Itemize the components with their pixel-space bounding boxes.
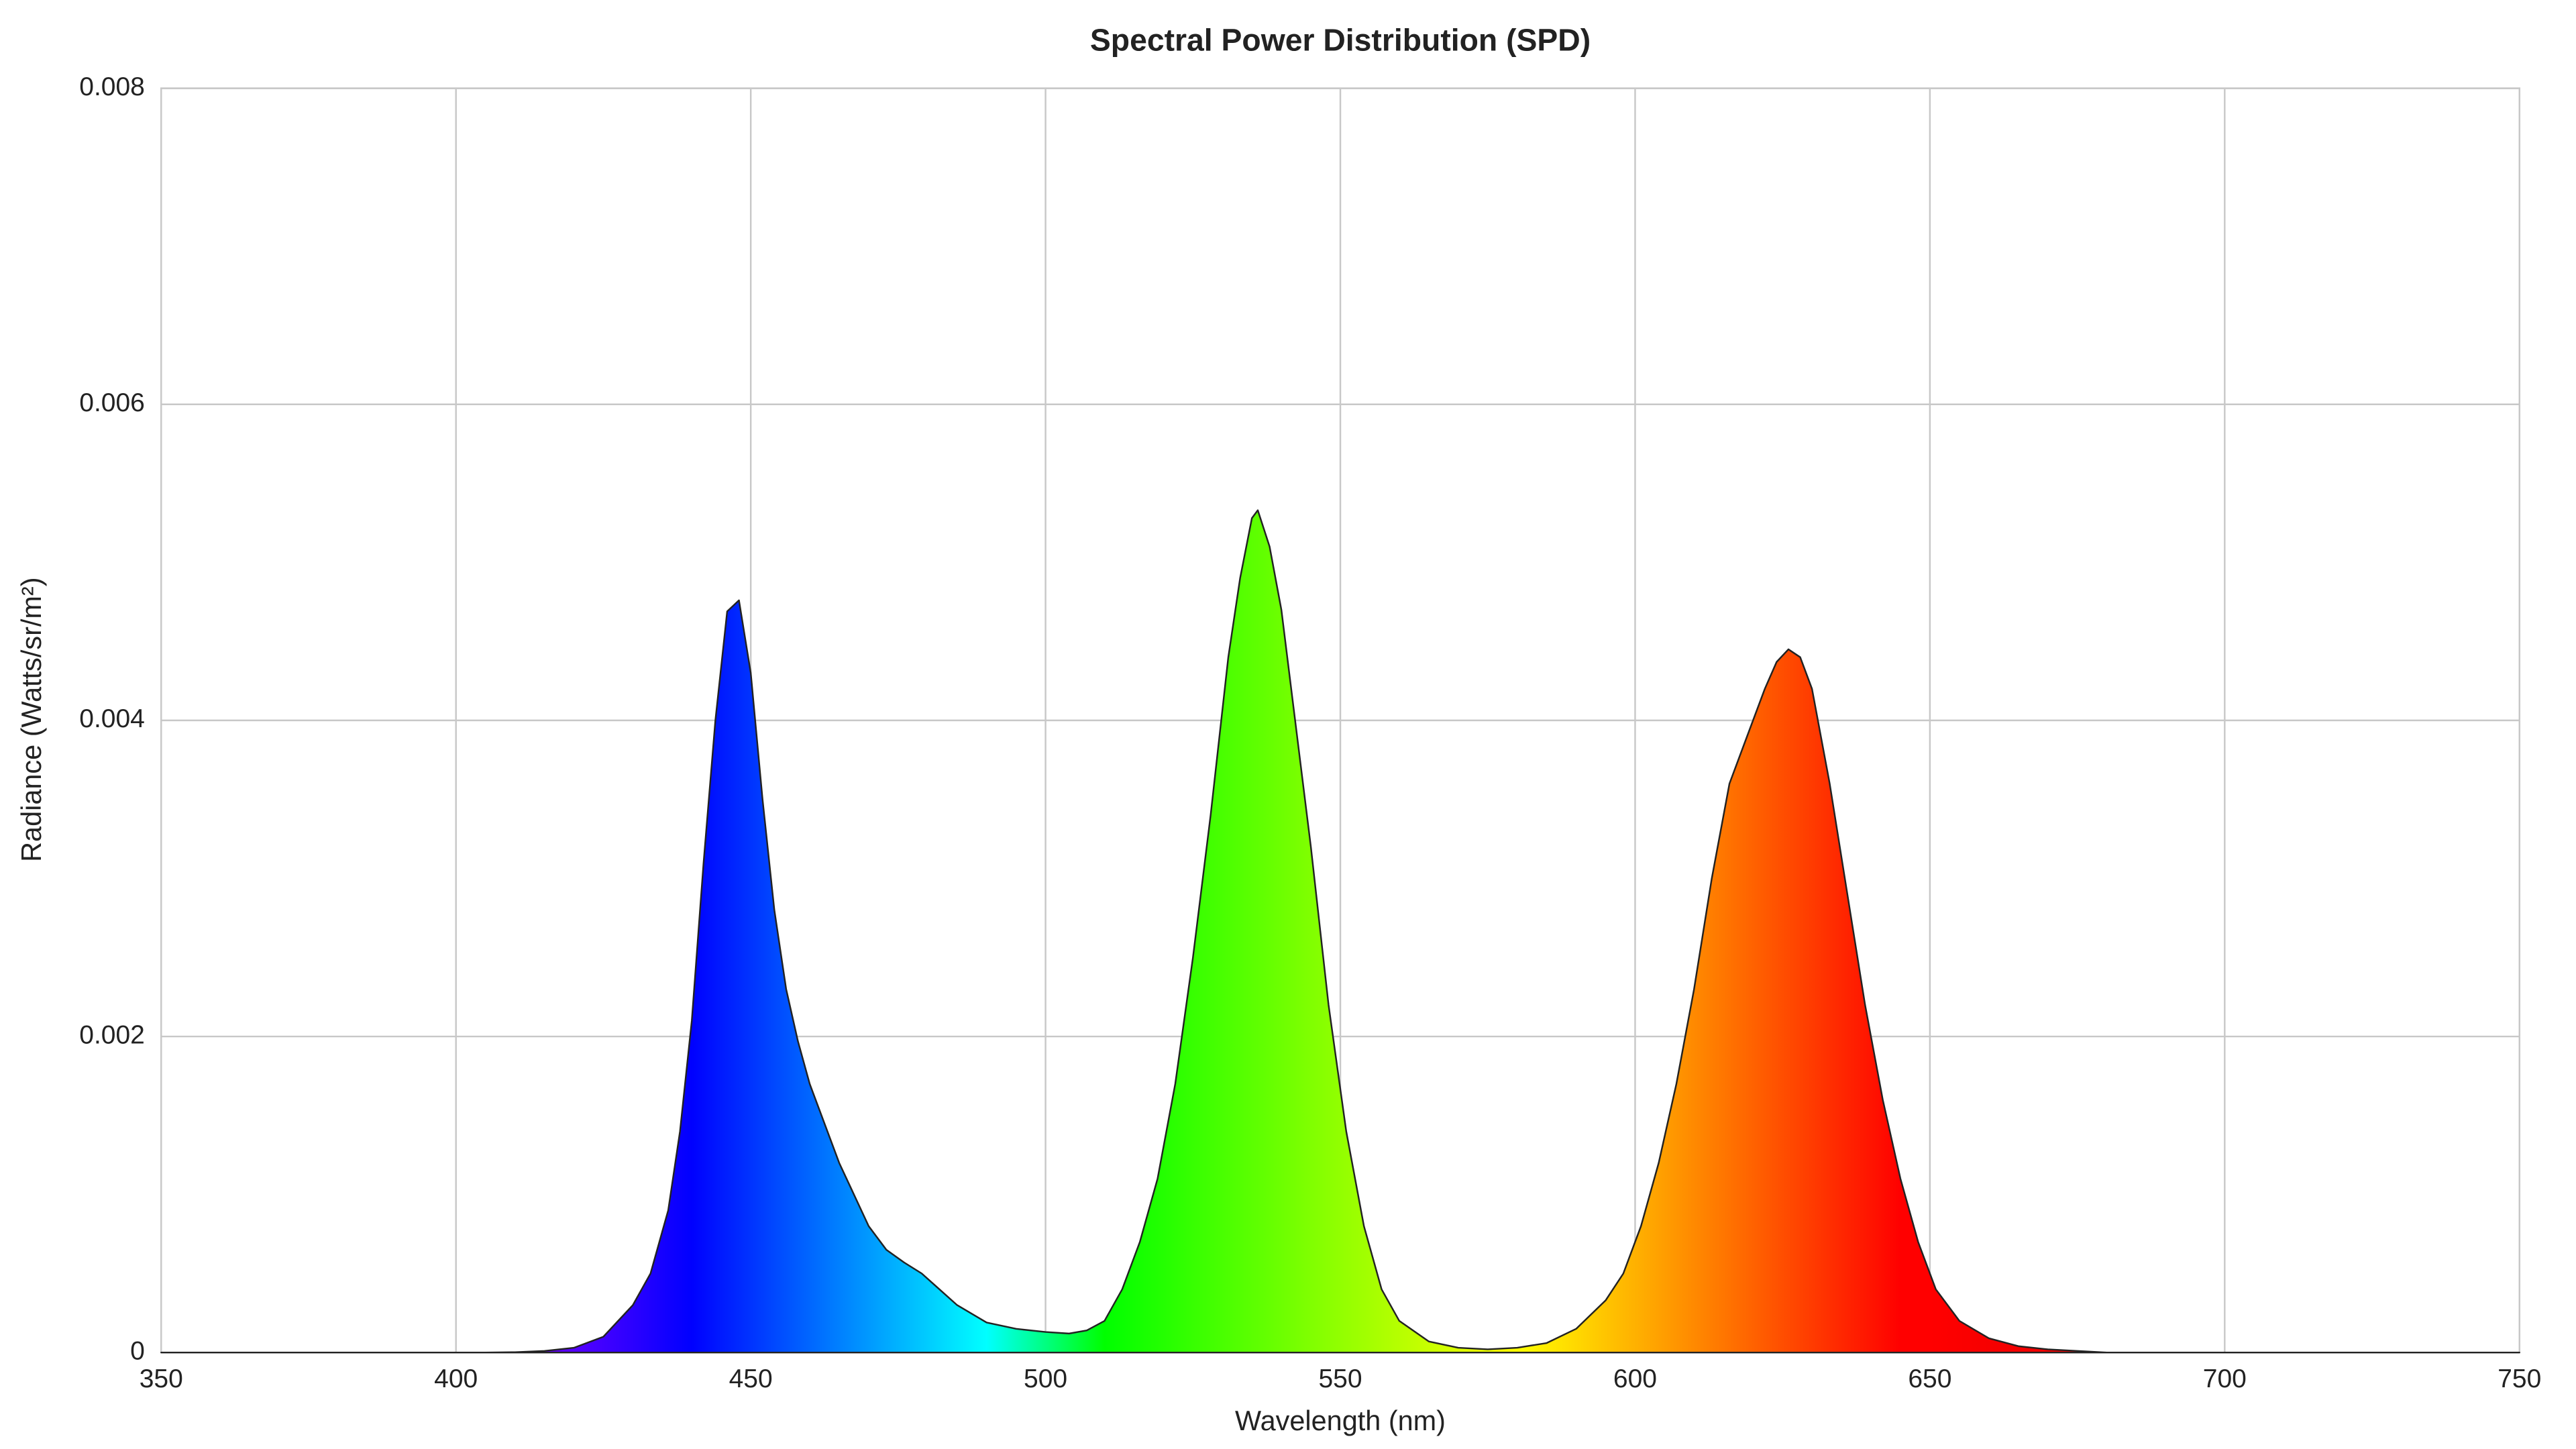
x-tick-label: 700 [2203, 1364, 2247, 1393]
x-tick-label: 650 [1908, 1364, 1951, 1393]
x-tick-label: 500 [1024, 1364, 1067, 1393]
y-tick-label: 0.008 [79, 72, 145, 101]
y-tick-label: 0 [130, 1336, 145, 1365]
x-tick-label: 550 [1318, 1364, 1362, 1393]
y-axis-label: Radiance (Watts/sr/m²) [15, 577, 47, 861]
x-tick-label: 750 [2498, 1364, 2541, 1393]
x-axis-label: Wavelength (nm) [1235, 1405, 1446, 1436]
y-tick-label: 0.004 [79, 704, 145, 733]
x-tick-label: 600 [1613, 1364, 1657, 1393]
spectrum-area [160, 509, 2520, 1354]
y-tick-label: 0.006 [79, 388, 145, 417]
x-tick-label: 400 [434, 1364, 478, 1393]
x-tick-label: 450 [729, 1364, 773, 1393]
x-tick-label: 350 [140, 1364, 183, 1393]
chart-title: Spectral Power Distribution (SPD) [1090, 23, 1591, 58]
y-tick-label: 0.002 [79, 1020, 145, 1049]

* * *

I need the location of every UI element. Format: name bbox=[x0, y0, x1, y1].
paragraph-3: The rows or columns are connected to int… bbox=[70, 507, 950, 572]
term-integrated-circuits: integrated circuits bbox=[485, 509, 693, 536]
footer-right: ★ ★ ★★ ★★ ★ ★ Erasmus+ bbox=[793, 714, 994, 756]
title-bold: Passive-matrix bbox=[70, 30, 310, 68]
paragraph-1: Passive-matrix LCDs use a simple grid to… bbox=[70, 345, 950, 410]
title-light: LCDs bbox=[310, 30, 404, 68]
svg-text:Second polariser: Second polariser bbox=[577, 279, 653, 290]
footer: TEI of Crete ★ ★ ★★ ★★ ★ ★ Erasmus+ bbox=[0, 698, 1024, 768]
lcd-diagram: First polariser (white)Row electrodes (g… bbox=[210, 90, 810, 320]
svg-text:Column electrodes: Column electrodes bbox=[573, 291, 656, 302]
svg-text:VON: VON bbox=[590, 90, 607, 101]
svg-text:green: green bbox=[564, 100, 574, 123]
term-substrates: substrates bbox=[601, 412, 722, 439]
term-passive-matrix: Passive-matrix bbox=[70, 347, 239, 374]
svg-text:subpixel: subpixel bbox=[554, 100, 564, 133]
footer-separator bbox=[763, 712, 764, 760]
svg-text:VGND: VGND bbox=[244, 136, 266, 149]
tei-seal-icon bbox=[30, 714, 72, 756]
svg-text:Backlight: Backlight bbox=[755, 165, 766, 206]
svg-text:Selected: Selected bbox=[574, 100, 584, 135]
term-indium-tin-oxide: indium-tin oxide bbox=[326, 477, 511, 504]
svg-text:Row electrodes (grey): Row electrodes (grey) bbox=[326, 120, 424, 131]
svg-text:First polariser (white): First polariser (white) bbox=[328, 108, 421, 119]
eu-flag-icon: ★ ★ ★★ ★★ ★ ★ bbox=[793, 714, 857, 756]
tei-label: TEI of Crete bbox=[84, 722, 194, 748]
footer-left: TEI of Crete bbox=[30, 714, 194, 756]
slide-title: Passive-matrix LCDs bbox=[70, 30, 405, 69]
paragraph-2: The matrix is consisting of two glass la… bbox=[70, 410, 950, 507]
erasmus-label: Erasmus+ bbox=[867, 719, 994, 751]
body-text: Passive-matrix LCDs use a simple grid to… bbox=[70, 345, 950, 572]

* Objective: Copy the data from the line that contains "I need the location" through the line that contains "erasmus-label: Erasmus+ bbox=[867, 719, 994, 751]", changing "polariser" to "polarizer" and leaving everything else unchanged.

* Finished exercise:
I need the location of every UI element. Format: name bbox=[x0, y0, x1, y1].
paragraph-3: The rows or columns are connected to int… bbox=[70, 507, 950, 572]
term-integrated-circuits: integrated circuits bbox=[485, 509, 693, 536]
footer-right: ★ ★ ★★ ★★ ★ ★ Erasmus+ bbox=[793, 714, 994, 756]
title-bold: Passive-matrix bbox=[70, 30, 310, 68]
paragraph-1: Passive-matrix LCDs use a simple grid to… bbox=[70, 345, 950, 410]
title-light: LCDs bbox=[310, 30, 404, 68]
svg-text:Second polarizer: Second polarizer bbox=[577, 279, 653, 290]
footer: TEI of Crete ★ ★ ★★ ★★ ★ ★ Erasmus+ bbox=[0, 698, 1024, 768]
lcd-diagram: First polarizer (white)Row electrodes (g… bbox=[210, 90, 810, 320]
svg-text:Column electrodes: Column electrodes bbox=[573, 291, 656, 302]
svg-text:VON: VON bbox=[590, 90, 607, 101]
svg-text:green: green bbox=[564, 100, 574, 123]
term-substrates: substrates bbox=[601, 412, 722, 439]
term-passive-matrix: Passive-matrix bbox=[70, 347, 239, 374]
svg-text:subpixel: subpixel bbox=[554, 100, 564, 133]
footer-separator bbox=[763, 712, 764, 760]
svg-text:VGND: VGND bbox=[244, 136, 266, 149]
tei-seal-icon bbox=[30, 714, 72, 756]
svg-text:Backlight: Backlight bbox=[755, 165, 766, 206]
svg-text:Selected: Selected bbox=[574, 100, 584, 135]
term-indium-tin-oxide: indium-tin oxide bbox=[326, 477, 511, 504]
svg-text:Row electrodes (grey): Row electrodes (grey) bbox=[326, 120, 424, 131]
svg-text:First polarizer (white): First polarizer (white) bbox=[328, 108, 421, 119]
eu-flag-icon: ★ ★ ★★ ★★ ★ ★ bbox=[793, 714, 857, 756]
tei-label: TEI of Crete bbox=[84, 722, 194, 748]
footer-left: TEI of Crete bbox=[30, 714, 194, 756]
slide-title: Passive-matrix LCDs bbox=[70, 30, 405, 69]
paragraph-2: The matrix is consisting of two glass la… bbox=[70, 410, 950, 507]
erasmus-label: Erasmus+ bbox=[867, 719, 994, 751]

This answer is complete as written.